Answer with one number only: the number of lines that include the word "arrows".

- **Stored data entries**:
= = =

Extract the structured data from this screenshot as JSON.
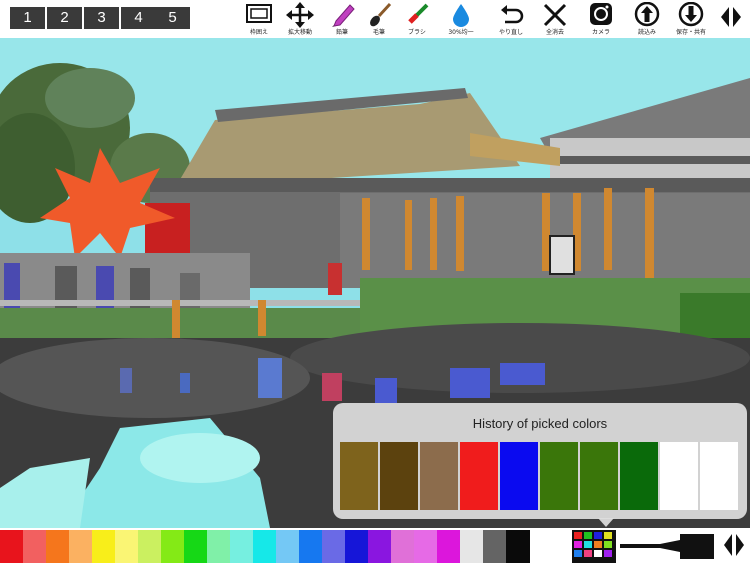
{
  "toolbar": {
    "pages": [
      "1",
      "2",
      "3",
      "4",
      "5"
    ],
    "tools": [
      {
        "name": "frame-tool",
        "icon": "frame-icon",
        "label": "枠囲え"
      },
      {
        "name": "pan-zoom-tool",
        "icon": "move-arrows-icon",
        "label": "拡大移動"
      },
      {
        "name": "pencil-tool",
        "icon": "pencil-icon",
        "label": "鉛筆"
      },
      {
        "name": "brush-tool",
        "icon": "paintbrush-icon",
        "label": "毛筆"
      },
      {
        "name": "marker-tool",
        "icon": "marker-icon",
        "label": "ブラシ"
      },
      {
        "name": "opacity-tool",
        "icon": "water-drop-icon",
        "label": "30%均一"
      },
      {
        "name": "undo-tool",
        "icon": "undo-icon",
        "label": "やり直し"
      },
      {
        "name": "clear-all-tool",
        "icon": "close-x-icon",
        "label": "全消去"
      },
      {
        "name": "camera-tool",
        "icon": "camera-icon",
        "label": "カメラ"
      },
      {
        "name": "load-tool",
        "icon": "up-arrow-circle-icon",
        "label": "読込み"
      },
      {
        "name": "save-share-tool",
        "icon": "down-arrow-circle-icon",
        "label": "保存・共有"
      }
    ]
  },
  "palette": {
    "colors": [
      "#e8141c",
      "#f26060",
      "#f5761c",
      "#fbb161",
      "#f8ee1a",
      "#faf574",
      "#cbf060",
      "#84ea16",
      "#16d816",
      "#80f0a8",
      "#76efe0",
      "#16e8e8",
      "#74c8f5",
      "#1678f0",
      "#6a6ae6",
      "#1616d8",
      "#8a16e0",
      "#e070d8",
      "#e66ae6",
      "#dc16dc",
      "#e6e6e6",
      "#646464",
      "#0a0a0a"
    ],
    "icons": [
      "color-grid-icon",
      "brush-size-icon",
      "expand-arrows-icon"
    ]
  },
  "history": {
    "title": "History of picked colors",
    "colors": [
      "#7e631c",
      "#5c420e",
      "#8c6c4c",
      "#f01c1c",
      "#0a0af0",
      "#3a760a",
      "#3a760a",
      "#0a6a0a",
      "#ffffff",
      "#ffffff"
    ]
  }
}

= = =

- **Result for this exercise**: 2